# START OF SOURCE EXTRACT
The second misconception is that the founders of the Internet had no plan for protecting against the security attacks we see today. Actually they did have a plan which was simple and, if executed flawlessly, would have been effective. The plan was that endpoint devices would not have remotely exploitable bugs.

This plan was plausible, but it turned out to be much harder to execute than the founders could have foreseen. It has become increasingly clear over time that developing complex Net-enabled software without exploitable bugs is well beyond the state of the art. The founders’ plan is not working perfectly. Maybe we need a new plan, or maybe we need to execute the original plan better, or maybe we should just muddle through. But let’s not forget that there was a plan, and it was reasonable in light of what was known at the time.

As I have said before, the Internet is important enough that it’s worthwhile having people think about how it might be redesigned, or how it might have been designed differently in the first place. The Net, like any large human-built institution, is far from perfect — but that doesn’t mean that we would be better off tearing it down and starting over.

Comments

  1. A few points:

    * Redesigns that force “accountability” or “identification” would destroy the greatest vehicle for anonymous free speech in the history of mankind. That would be a travesty of the worst kind, and perhaps the death knell of liberty itself.
# END OF SOURCE EXTRACT
--- DIRECTION 1 ---
In the records, render the lines from the line with "gender-cell: 男 [420,385,557,432]" up to and including the line with "table-row [152,1657,703,1706]" as a JSON list of strings, one string per line, leaving out blank lines.
The Internet passage and the records have no connection to each other.
# START OF EXCERPTED DATA
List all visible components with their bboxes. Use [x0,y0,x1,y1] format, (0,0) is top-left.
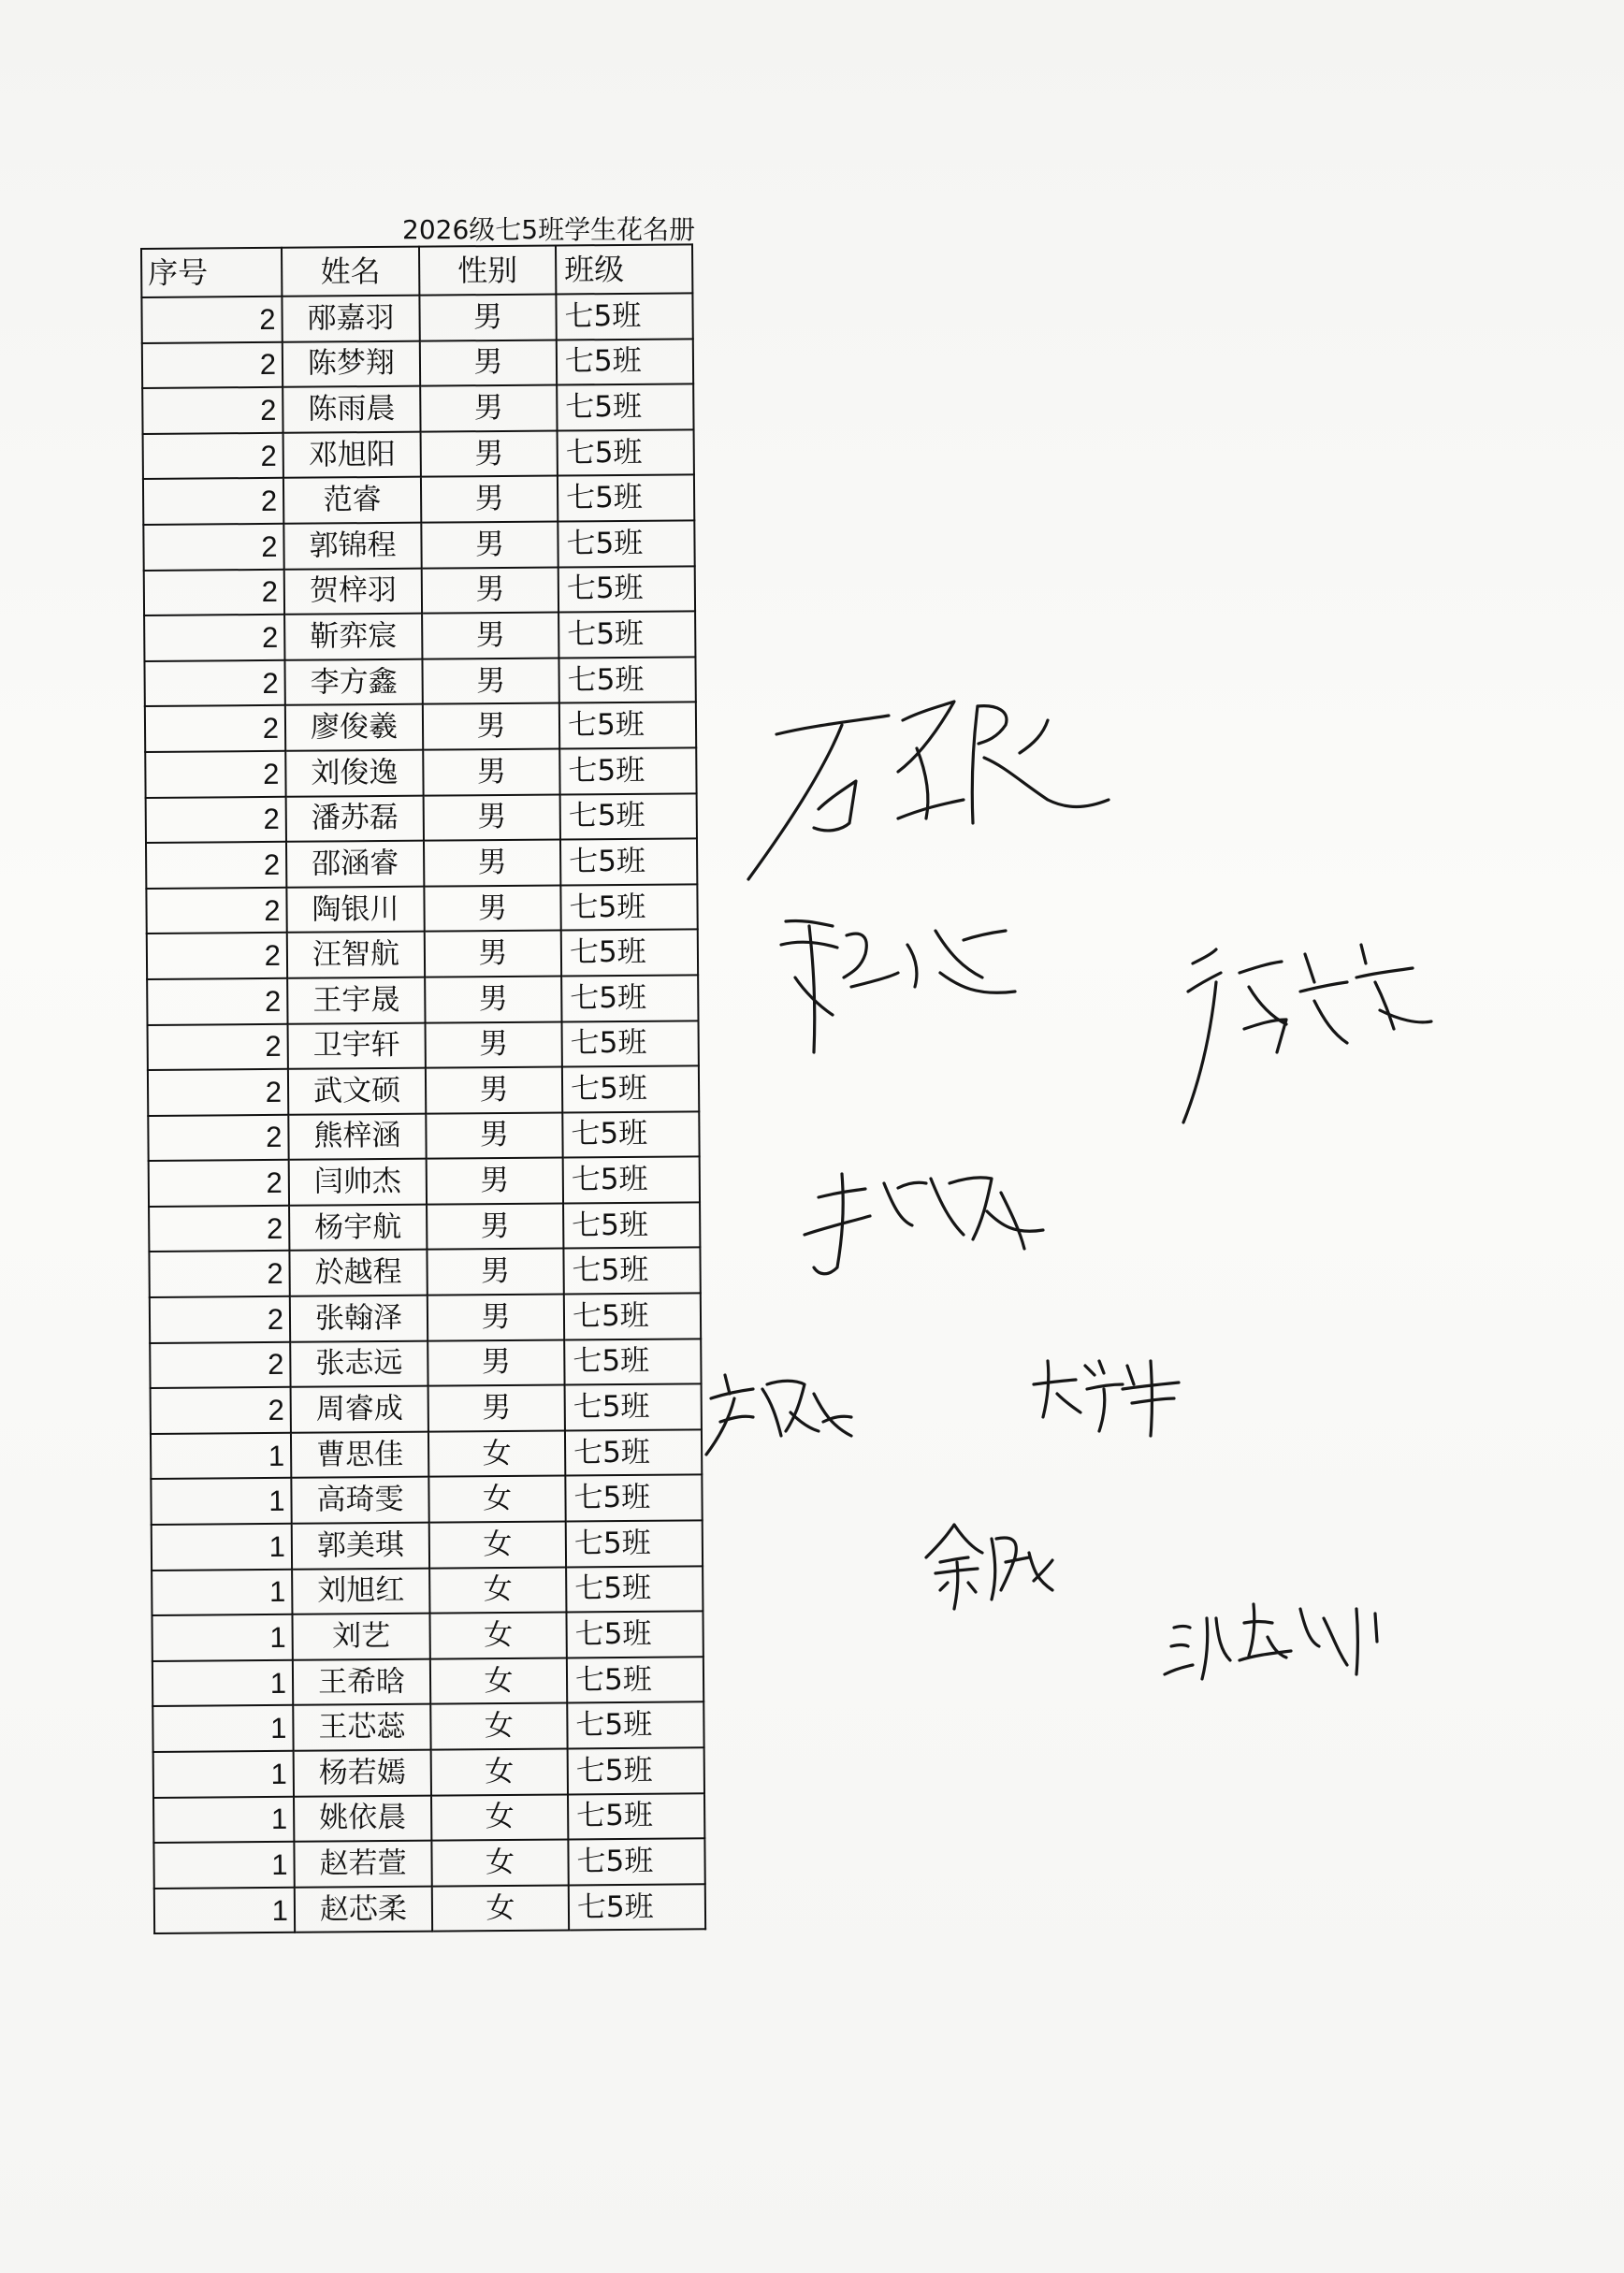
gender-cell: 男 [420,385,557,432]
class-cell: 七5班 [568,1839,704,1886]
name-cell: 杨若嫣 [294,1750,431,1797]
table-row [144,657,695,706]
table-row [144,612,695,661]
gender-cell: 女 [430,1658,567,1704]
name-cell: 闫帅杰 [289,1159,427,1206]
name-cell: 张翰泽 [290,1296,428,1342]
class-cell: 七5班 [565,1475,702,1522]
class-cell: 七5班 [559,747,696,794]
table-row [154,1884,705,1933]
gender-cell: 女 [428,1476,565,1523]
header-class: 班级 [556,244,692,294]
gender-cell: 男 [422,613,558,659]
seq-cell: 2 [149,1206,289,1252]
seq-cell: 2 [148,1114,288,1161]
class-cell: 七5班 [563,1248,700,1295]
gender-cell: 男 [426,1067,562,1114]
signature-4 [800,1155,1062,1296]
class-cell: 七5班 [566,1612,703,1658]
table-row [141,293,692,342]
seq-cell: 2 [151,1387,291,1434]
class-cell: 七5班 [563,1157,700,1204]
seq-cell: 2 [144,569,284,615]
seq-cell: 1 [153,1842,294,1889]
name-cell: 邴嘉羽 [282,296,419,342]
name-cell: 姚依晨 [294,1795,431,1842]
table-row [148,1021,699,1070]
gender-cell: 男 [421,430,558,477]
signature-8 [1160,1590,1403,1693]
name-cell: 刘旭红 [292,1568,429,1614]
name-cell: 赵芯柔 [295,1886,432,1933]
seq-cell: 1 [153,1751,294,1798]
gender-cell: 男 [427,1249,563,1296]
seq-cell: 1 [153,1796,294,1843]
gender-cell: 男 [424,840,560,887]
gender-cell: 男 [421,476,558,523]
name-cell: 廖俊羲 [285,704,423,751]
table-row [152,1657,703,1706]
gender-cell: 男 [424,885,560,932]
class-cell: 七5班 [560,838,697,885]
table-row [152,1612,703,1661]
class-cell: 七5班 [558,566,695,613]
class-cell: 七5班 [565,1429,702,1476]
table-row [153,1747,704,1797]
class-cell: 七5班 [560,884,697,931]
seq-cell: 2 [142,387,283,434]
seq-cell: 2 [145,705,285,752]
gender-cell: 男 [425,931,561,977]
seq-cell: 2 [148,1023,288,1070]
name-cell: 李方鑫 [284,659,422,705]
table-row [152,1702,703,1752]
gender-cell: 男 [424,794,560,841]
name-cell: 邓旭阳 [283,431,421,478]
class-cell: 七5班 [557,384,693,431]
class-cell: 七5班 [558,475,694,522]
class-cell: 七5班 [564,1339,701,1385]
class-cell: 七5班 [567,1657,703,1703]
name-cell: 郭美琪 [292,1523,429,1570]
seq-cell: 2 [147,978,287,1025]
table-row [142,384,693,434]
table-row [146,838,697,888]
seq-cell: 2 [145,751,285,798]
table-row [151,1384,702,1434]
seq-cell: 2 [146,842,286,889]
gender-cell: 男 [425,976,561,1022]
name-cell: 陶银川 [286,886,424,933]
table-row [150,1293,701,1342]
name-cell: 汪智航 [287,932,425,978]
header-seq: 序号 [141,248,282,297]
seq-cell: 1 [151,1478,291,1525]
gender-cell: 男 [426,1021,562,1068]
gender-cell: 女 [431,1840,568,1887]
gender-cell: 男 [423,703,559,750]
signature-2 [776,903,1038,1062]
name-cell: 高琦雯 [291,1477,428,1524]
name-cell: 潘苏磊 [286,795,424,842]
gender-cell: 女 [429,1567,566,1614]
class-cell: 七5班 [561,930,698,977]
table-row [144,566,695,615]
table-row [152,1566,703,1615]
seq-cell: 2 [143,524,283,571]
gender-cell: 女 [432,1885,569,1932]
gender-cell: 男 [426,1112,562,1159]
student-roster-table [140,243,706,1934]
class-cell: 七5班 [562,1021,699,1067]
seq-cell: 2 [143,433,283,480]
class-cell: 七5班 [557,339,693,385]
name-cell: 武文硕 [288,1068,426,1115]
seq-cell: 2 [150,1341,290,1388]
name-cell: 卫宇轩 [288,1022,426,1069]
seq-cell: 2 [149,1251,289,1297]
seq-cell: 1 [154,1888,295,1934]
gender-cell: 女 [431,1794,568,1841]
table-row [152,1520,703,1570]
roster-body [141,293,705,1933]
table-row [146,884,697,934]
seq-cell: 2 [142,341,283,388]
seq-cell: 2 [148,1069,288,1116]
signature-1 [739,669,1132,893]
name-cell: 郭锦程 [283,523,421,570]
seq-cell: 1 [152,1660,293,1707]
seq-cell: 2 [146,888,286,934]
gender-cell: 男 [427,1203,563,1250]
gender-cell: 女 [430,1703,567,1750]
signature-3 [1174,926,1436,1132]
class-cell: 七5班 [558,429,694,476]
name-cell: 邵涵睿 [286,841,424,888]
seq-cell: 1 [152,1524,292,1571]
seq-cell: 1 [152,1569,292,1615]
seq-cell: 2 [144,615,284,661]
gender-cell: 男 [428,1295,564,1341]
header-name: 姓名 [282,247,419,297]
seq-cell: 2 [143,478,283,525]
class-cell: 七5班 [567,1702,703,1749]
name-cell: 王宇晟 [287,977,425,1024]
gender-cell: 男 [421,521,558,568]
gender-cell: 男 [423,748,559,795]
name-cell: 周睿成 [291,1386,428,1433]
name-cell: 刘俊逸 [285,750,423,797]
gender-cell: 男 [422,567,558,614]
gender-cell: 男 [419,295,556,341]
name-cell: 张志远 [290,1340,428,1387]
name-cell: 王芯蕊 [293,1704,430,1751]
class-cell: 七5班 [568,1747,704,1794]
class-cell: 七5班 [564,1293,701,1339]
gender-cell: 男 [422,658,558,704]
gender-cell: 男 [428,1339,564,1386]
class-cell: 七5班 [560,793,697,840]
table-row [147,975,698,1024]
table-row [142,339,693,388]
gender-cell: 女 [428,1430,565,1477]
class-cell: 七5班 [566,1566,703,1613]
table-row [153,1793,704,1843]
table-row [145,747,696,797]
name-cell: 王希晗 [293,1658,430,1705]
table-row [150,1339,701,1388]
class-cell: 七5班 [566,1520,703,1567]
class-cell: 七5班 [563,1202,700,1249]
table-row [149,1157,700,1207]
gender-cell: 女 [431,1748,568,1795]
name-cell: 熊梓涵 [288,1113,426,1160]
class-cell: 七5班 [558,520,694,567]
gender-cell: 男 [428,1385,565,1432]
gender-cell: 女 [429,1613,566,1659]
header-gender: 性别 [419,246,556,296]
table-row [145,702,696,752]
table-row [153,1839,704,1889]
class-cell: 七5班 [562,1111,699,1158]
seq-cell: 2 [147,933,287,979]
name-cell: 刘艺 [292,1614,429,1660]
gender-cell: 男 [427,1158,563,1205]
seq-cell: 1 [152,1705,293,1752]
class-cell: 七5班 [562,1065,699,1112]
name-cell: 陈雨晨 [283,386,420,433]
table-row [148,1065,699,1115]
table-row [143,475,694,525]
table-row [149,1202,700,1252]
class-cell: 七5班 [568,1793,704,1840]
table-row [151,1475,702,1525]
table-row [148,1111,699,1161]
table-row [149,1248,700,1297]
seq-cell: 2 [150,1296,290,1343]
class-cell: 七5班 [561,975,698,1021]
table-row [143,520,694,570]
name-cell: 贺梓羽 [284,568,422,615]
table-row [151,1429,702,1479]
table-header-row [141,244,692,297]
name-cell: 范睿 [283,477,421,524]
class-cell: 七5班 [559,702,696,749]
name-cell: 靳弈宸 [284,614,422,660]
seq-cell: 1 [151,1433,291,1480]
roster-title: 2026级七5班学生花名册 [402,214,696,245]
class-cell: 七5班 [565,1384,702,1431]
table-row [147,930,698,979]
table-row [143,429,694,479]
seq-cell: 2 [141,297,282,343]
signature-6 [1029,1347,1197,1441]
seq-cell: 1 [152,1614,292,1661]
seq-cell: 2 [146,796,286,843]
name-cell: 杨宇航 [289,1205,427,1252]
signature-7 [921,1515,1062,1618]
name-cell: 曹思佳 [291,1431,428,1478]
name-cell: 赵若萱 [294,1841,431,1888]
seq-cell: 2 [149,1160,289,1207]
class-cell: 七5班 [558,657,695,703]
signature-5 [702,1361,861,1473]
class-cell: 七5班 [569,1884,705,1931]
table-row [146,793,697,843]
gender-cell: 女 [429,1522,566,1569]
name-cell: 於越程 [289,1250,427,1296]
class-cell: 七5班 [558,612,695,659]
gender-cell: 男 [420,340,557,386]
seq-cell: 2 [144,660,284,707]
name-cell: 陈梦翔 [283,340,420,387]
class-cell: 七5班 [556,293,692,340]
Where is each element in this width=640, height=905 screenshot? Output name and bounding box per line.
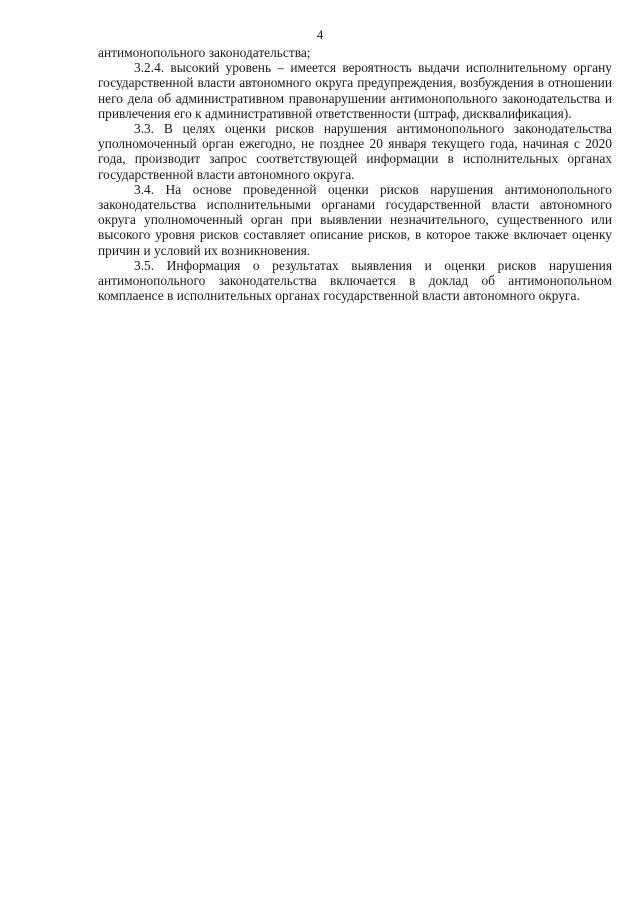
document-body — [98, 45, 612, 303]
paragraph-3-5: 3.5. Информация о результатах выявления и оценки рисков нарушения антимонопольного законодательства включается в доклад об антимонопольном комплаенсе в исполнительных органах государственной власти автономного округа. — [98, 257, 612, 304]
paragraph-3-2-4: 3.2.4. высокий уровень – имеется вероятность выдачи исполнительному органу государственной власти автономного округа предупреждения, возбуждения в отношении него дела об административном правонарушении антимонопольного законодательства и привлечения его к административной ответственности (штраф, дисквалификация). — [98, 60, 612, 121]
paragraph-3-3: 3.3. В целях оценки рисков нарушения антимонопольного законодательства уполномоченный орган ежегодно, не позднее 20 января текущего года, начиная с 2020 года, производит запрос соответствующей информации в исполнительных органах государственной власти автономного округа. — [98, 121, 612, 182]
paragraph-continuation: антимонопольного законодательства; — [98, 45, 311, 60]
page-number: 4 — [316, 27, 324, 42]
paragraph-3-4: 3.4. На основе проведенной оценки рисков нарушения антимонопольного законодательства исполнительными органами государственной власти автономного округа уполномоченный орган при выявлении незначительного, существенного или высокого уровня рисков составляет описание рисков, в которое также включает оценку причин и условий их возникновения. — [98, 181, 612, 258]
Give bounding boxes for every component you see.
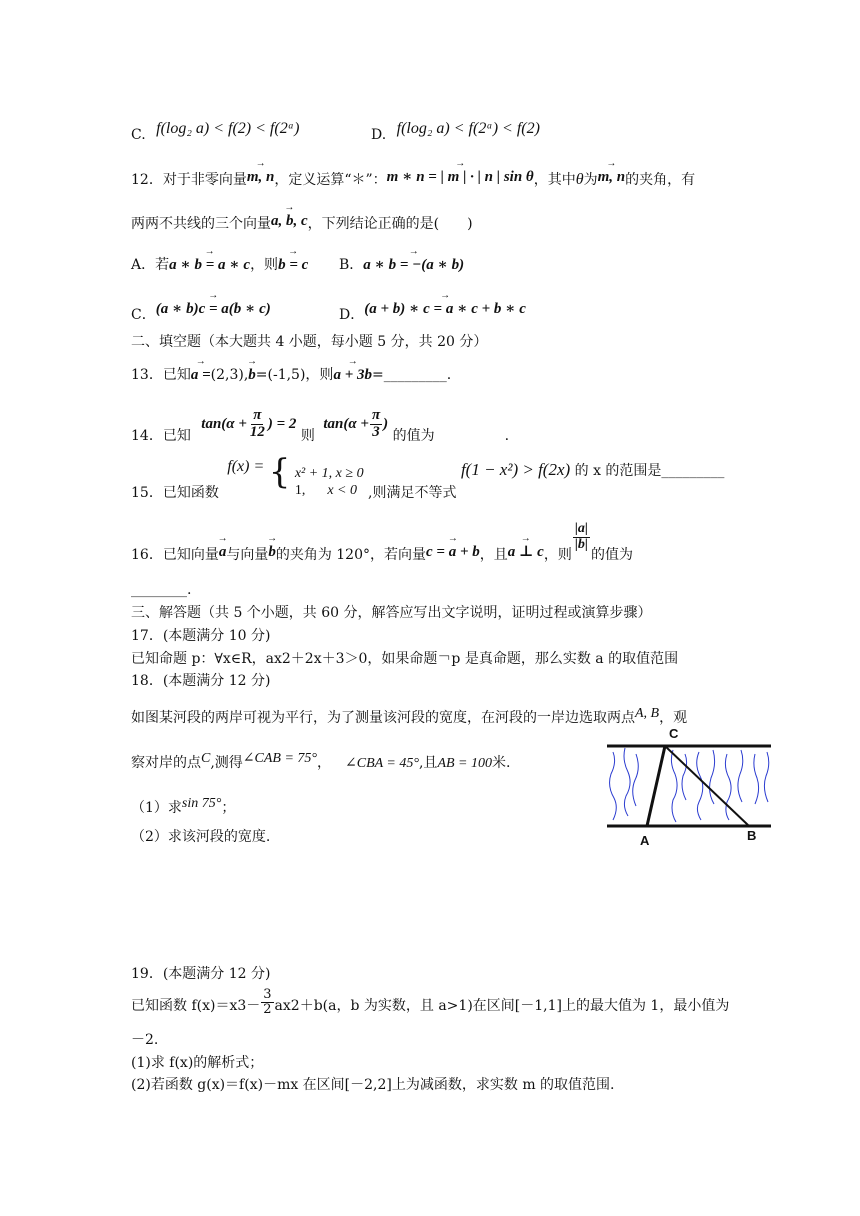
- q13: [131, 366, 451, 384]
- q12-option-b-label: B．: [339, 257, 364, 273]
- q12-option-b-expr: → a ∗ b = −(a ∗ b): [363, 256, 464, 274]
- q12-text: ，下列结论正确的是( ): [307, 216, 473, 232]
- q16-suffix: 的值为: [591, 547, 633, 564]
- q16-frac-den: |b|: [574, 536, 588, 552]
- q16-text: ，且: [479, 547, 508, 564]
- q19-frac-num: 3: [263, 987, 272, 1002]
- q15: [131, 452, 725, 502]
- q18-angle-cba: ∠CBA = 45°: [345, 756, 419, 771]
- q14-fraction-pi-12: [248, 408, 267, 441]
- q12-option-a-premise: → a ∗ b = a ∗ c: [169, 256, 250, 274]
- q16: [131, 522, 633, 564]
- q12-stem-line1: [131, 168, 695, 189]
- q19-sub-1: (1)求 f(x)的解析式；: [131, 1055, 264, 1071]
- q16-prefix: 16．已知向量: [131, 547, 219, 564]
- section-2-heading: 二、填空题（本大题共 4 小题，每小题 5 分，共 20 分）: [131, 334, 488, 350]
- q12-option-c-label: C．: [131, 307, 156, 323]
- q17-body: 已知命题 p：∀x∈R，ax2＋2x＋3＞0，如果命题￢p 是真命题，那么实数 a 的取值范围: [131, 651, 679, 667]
# END OF EXCERPTED DATA
--- DIRECTION 2 ---
Answer these questions from the Internet design passage:
(a) What was the founders' plan for protecting against security attacks?
(b) What has become increasingly clear over time?
(c) According to the comment, what would redesigns that force "accountability" or "identification" destroy?

--- RIGHT ANSWER 1 ---
[
  "gender-cell: 男 [420,385,557,432]",
  "class-cell: 七5班 [568,1839,704,1886]",
  "name-cell: 杨若嫣 [294,1750,431,1797]",
  "table-row [144,657,695,706]",
  "table-row [144,612,695,661]",
  "gender-cell: 女 [430,1658,567,1704]",
  "name-cell: 闫帅杰 [289,1159,427,1206]",
  "name-cell: 张翰泽 [290,1296,428,1342]",
  "class-cell: 七5班 [565,1475,702,1522]",
  "class-cell: 七5班 [559,747,696,794]",
  "table-row [154,1884,705,1933]",
  "gender-cell: 女 [428,1476,565,1523]",
  "header-class: 班级 [556,244,692,294]",
  "gender-cell: 男 [422,613,558,659]",
  "seq-cell: 2 [149,1206,289,1252]",
  "seq-cell: 2 [148,1114,288,1161]",
  "class-cell: 七5班 [563,1248,700,1295]",
  "gender-cell: 男 [426,1067,562,1114]",
  "signature-4 [800,1155,1062,1296]",
  "class-cell: 七5班 [566,1612,703,1658]",
  "table-row [141,293,692,342]",
  "seq-cell: 2 [151,1387,291,1434]",
  "class-cell: 七5班 [563,1157,700,1204]",
  "seq-cell: 2 [144,569,284,615]",
  "seq-cell: 1 [153,1842,294,1889]",
  "name-cell: 邴嘉羽 [282,296,419,342]",
  "name-cell: 姚依晨 [294,1795,431,1842]",
  "table-row [148,1021,699,1070]",
  "gender-cell: 男 [421,430,558,477]",
  "signature-8 [1160,1590,1403,1693]",
  "name-cell: 刘旭红 [292,1568,429,1614]",
  "name-cell: 赵芯柔 [295,1886,432,1933]",
  "seq-cell: 1 [153,1751,294,1798]",
  "gender-cell: 男 [427,1249,563,1296]",
  "seq-cell: 1 [153,1796,294,1843]",
  "gender-cell: 男 [424,840,560,887]",
  "gender-cell: 男 [421,476,558,523]",
  "name-cell: 廖俊羲 [285,704,423,751]",
  "table-row [152,1657,703,1706]"
]

--- RIGHT ANSWER 2 ---
(a) Endpoint devices would not have remotely exploitable bugs.
(b) Developing complex Net-enabled software without exploitable bugs is well beyond the state of the art.
(c) The greatest vehicle for anonymous free speech in the history of mankind.